(begin)

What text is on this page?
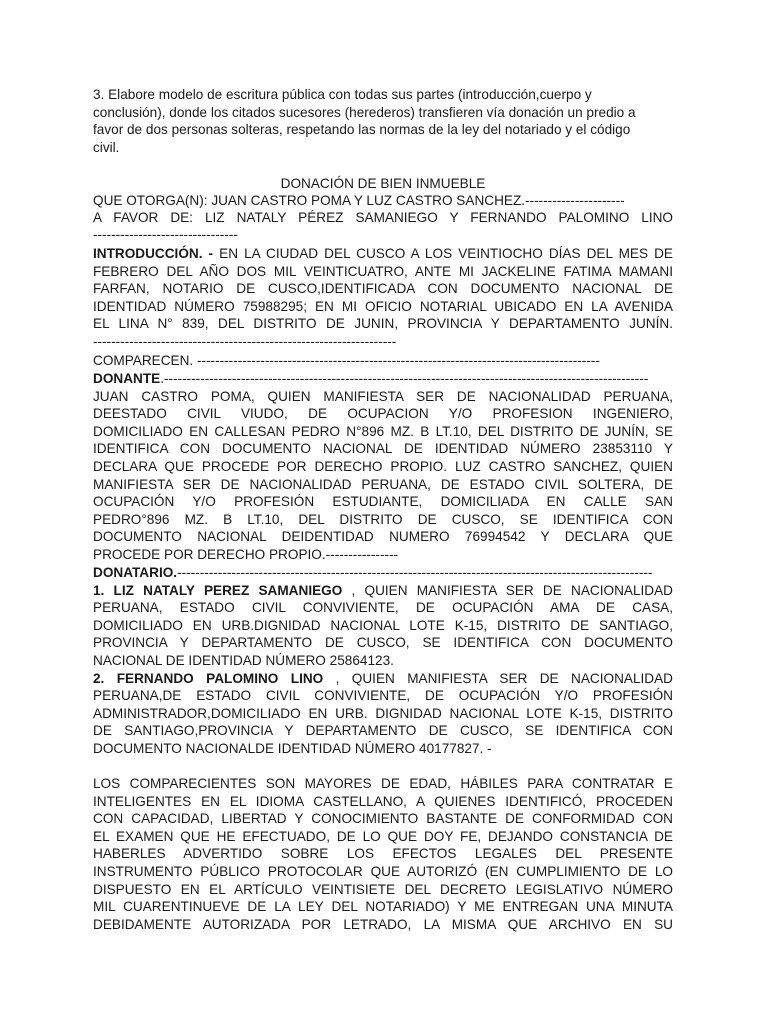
3. Elabore modelo de escritura pública con todas sus partes (introducción,cuerpo y
conclusión), donde los citados sucesores (herederos) transfieren vía donación un predio a
favor de dos personas solteras, respetando las normas de la ley del notariado y el código
civil.
DONACIÓN DE BIEN INMUEBLE
QUE OTORGA(N): JUAN CASTRO POMA Y LUZ CASTRO SANCHEZ.----------------------
A FAVOR DE: LIZ NATALY PÉREZ SAMANIEGO Y FERNANDO PALOMINO LINO
--------------------------------
INTRODUCCIÓN. - EN LA CIUDAD DEL CUSCO A LOS VEINTIOCHO DÍAS DEL MES DE
FEBRERO DEL AÑO DOS MIL VEINTICUATRO, ANTE MI JACKELINE FATIMA MAMANI
FARFAN, NOTARIO DE CUSCO,IDENTIFICADA CON DOCUMENTO NACIONAL DE
IDENTIDAD NÚMERO 75988295; EN MI OFICIO NOTARIAL UBICADO EN LA AVENIDA
EL LINA N° 839, DEL DISTRITO DE JUNIN, PROVINCIA Y DEPARTAMENTO JUNÍN.
-------------------------------------------------------------------
COMPARECEN. -----------------------------------------------------------------------------------------
DONANTE.-----------------------------------------------------------------------------------------------------------
JUAN CASTRO POMA, QUIEN MANIFIESTA SER DE NACIONALIDAD PERUANA,
DEESTADO CIVIL VIUDO, DE OCUPACION Y/O PROFESION INGENIERO,
DOMICILIADO EN CALLESAN PEDRO N°896 MZ. B LT.10, DEL DISTRITO DE JUNÍN, SE
IDENTIFICA CON DOCUMENTO NACIONAL DE IDENTIDAD NÚMERO 23853110 Y
DECLARA QUE PROCEDE POR DERECHO PROPIO. LUZ CASTRO SANCHEZ, QUIEN
MANIFIESTA SER DE NACIONALIDAD PERUANA, DE ESTADO CIVIL SOLTERA, DE
OCUPACIÓN Y/O PROFESIÓN ESTUDIANTE, DOMICILIADA EN CALLE SAN
PEDRO°896 MZ. B LT.10, DEL DISTRITO DE CUSCO, SE IDENTIFICA CON
DOCUMENTO NACIONAL DEIDENTIDAD NUMERO 76994542 Y DECLARA QUE
PROCEDE POR DERECHO PROPIO.----------------
DONATARIO.---------------------------------------------------------------------------------------------------------
1. LIZ NATALY PEREZ SAMANIEGO , QUIEN MANIFIESTA SER DE NACIONALIDAD
PERUANA, ESTADO CIVIL CONVIVIENTE, DE OCUPACIÓN AMA DE CASA,
DOMICILIADO EN URB.DIGNIDAD NACIONAL LOTE K-15, DISTRITO DE SANTIAGO,
PROVINCIA Y DEPARTAMENTO DE CUSCO, SE IDENTIFICA CON DOCUMENTO
NACIONAL DE IDENTIDAD NÚMERO 25864123.
2. FERNANDO PALOMINO LINO , QUIEN MANIFIESTA SER DE NACIONALIDAD
PERUANA,DE ESTADO CIVIL CONVIVIENTE, DE OCUPACIÓN Y/O PROFESIÓN
ADMINISTRADOR,DOMICILIADO EN URB. DIGNIDAD NACIONAL LOTE K-15, DISTRITO
DE SANTIAGO,PROVINCIA Y DEPARTAMENTO DE CUSCO, SE IDENTIFICA CON
DOCUMENTO NACIONALDE IDENTIDAD NÚMERO 40177827. -
LOS COMPARECIENTES SON MAYORES DE EDAD, HÁBILES PARA CONTRATAR E
INTELIGENTES EN EL IDIOMA CASTELLANO, A QUIENES IDENTIFICÓ, PROCEDEN
CON CAPACIDAD, LIBERTAD Y CONOCIMIENTO BASTANTE DE CONFORMIDAD CON
EL EXAMEN QUE HE EFECTUADO, DE LO QUE DOY FE, DEJANDO CONSTANCIA DE
HABERLES ADVERTIDO SOBRE LOS EFECTOS LEGALES DEL PRESENTE
INSTRUMENTO PÚBLICO PROTOCOLAR QUE AUTORIZÓ (EN CUMPLIMIENTO DE LO
DISPUESTO EN EL ARTÍCULO VEINTISIETE DEL DECRETO LEGISLATIVO NÚMERO
MIL CUARENTINUEVE DE LA LEY DEL NOTARIADO) Y ME ENTREGAN UNA MINUTA
DEBIDAMENTE AUTORIZADA POR LETRADO, LA MISMA QUE ARCHIVO EN SU
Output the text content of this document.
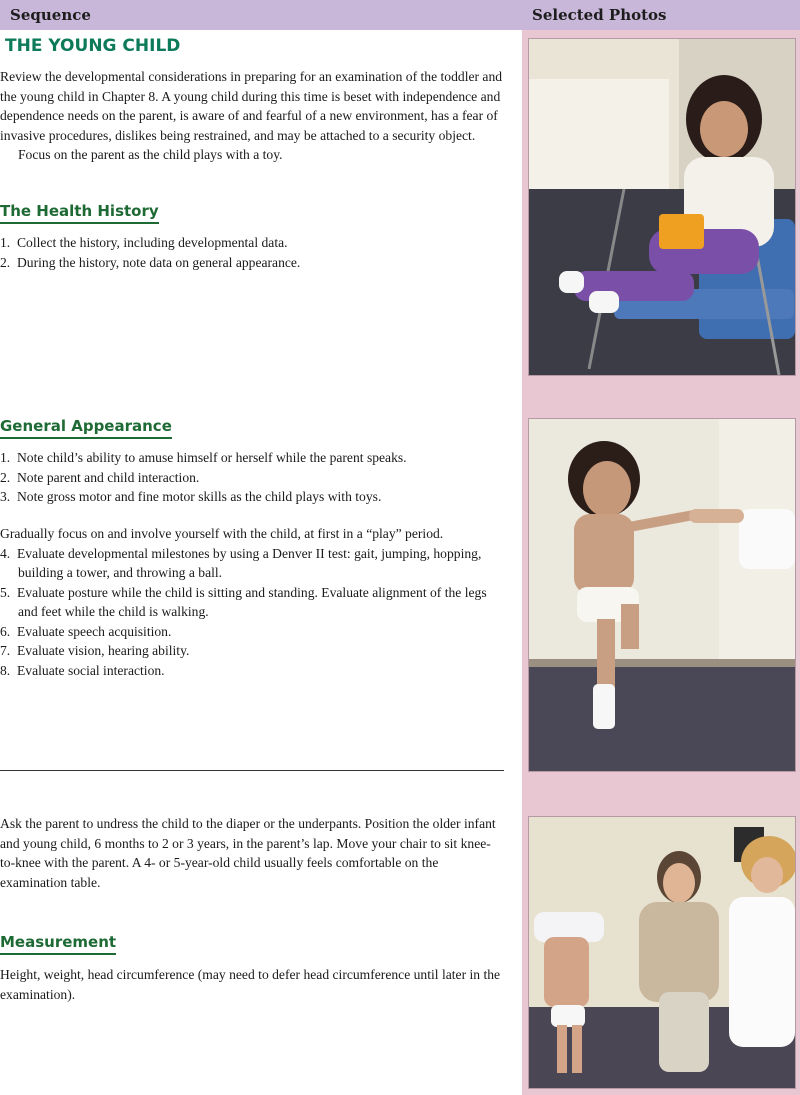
Sequence	Selected Photos
THE YOUNG CHILD

Review the developmental considerations in preparing for an examination of the toddler and the young child in Chapter 8. A young child during this time is beset with independence and dependence needs on the parent, is aware of and fearful of a new environment, has a fear of invasive procedures, dislikes being restrained, and may be attached to a security object.

Focus on the parent as the child plays with a toy.

The Health History
1.  Collect the history, including developmental data.
2.  During the history, note data on general appearance.
General Appearance
1.  Note child’s ability to amuse himself or herself while the parent speaks.
2.  Note parent and child interaction.
3.  Note gross motor and fine motor skills as the child plays with toys.

Gradually focus on and involve yourself with the child, at first in a “play” period.

4.  Evaluate developmental milestones by using a Denver II test: gait, jumping, hopping, building a tower, and throwing a ball.
5.  Evaluate posture while the child is sitting and standing. Evaluate alignment of the legs and feet while the child is walking.
6.  Evaluate speech acquisition.
7.  Evaluate vision, hearing ability.
8.  Evaluate social interaction.
Ask the parent to undress the child to the diaper or the underpants. Position the older infant and young child, 6 months to 2 or 3 years, in the parent’s lap. Move your chair to sit knee-to-knee with the parent. A 4- or 5-year-old child usually feels comfortable on the examination table.
Measurement
Height, weight, head circumference (may need to defer head circumference until later in the examination).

(end)

Every entry should be returned exactly as written, minus the pictures.

What text is on this page?
3. Elabore modelo de escritura pública con todas sus partes (introducción,cuerpo y
conclusión), donde los citados sucesores (herederos) transfieren vía donación un predio a
favor de dos personas solteras, respetando las normas de la ley del notariado y el código
civil.
DONACIÓN DE BIEN INMUEBLE
QUE OTORGA(N): JUAN CASTRO POMA Y LUZ CASTRO SANCHEZ.----------------------
A FAVOR DE: LIZ NATALY PÉREZ SAMANIEGO Y FERNANDO PALOMINO LINO
--------------------------------
INTRODUCCIÓN. - EN LA CIUDAD DEL CUSCO A LOS VEINTIOCHO DÍAS DEL MES DE
FEBRERO DEL AÑO DOS MIL VEINTICUATRO, ANTE MI JACKELINE FATIMA MAMANI
FARFAN, NOTARIO DE CUSCO,IDENTIFICADA CON DOCUMENTO NACIONAL DE
IDENTIDAD NÚMERO 75988295; EN MI OFICIO NOTARIAL UBICADO EN LA AVENIDA
EL LINA N° 839, DEL DISTRITO DE JUNIN, PROVINCIA Y DEPARTAMENTO JUNÍN.
-------------------------------------------------------------------
COMPARECEN. -----------------------------------------------------------------------------------------
DONANTE.-----------------------------------------------------------------------------------------------------------
JUAN CASTRO POMA, QUIEN MANIFIESTA SER DE NACIONALIDAD PERUANA,
DEESTADO CIVIL VIUDO, DE OCUPACION Y/O PROFESION INGENIERO,
DOMICILIADO EN CALLESAN PEDRO N°896 MZ. B LT.10, DEL DISTRITO DE JUNÍN, SE
IDENTIFICA CON DOCUMENTO NACIONAL DE IDENTIDAD NÚMERO 23853110 Y
DECLARA QUE PROCEDE POR DERECHO PROPIO. LUZ CASTRO SANCHEZ, QUIEN
MANIFIESTA SER DE NACIONALIDAD PERUANA, DE ESTADO CIVIL SOLTERA, DE
OCUPACIÓN Y/O PROFESIÓN ESTUDIANTE, DOMICILIADA EN CALLE SAN
PEDRO°896 MZ. B LT.10, DEL DISTRITO DE CUSCO, SE IDENTIFICA CON
DOCUMENTO NACIONAL DEIDENTIDAD NUMERO 76994542 Y DECLARA QUE
PROCEDE POR DERECHO PROPIO.----------------
DONATARIO.---------------------------------------------------------------------------------------------------------
1. LIZ NATALY PEREZ SAMANIEGO , QUIEN MANIFIESTA SER DE NACIONALIDAD
PERUANA, ESTADO CIVIL CONVIVIENTE, DE OCUPACIÓN AMA DE CASA,
DOMICILIADO EN URB.DIGNIDAD NACIONAL LOTE K-15, DISTRITO DE SANTIAGO,
PROVINCIA Y DEPARTAMENTO DE CUSCO, SE IDENTIFICA CON DOCUMENTO
NACIONAL DE IDENTIDAD NÚMERO 25864123.
2. FERNANDO PALOMINO LINO , QUIEN MANIFIESTA SER DE NACIONALIDAD
PERUANA,DE ESTADO CIVIL CONVIVIENTE, DE OCUPACIÓN Y/O PROFESIÓN
ADMINISTRADOR,DOMICILIADO EN URB. DIGNIDAD NACIONAL LOTE K-15, DISTRITO
DE SANTIAGO,PROVINCIA Y DEPARTAMENTO DE CUSCO, SE IDENTIFICA CON
DOCUMENTO NACIONALDE IDENTIDAD NÚMERO 40177827. -
LOS COMPARECIENTES SON MAYORES DE EDAD, HÁBILES PARA CONTRATAR E
INTELIGENTES EN EL IDIOMA CASTELLANO, A QUIENES IDENTIFICÓ, PROCEDEN
CON CAPACIDAD, LIBERTAD Y CONOCIMIENTO BASTANTE DE CONFORMIDAD CON
EL EXAMEN QUE HE EFECTUADO, DE LO QUE DOY FE, DEJANDO CONSTANCIA DE
HABERLES ADVERTIDO SOBRE LOS EFECTOS LEGALES DEL PRESENTE
INSTRUMENTO PÚBLICO PROTOCOLAR QUE AUTORIZÓ (EN CUMPLIMIENTO DE LO
DISPUESTO EN EL ARTÍCULO VEINTISIETE DEL DECRETO LEGISLATIVO NÚMERO
MIL CUARENTINUEVE DE LA LEY DEL NOTARIADO) Y ME ENTREGAN UNA MINUTA
DEBIDAMENTE AUTORIZADA POR LETRADO, LA MISMA QUE ARCHIVO EN SU
Output the text content of this document.
Sequence	Selected Photos
THE YOUNG CHILD

Review the developmental considerations in preparing for an examination of the toddler and the young child in Chapter 8. A young child during this time is beset with independence and dependence needs on the parent, is aware of and fearful of a new environment, has a fear of invasive procedures, dislikes being restrained, and may be attached to a security object.

Focus on the parent as the child plays with a toy.

The Health History
1.  Collect the history, including developmental data.
2.  During the history, note data on general appearance.
General Appearance
1.  Note child’s ability to amuse himself or herself while the parent speaks.
2.  Note parent and child interaction.
3.  Note gross motor and fine motor skills as the child plays with toys.

Gradually focus on and involve yourself with the child, at first in a “play” period.

4.  Evaluate developmental milestones by using a Denver II test: gait, jumping, hopping, building a tower, and throwing a ball.
5.  Evaluate posture while the child is sitting and standing. Evaluate alignment of the legs and feet while the child is walking.
6.  Evaluate speech acquisition.
7.  Evaluate vision, hearing ability.
8.  Evaluate social interaction.
Ask the parent to undress the child to the diaper or the underpants. Position the older infant and young child, 6 months to 2 or 3 years, in the parent’s lap. Move your chair to sit knee-to-knee with the parent. A 4- or 5-year-old child usually feels comfortable on the examination table.
Measurement
Height, weight, head circumference (may need to defer head circumference until later in the examination).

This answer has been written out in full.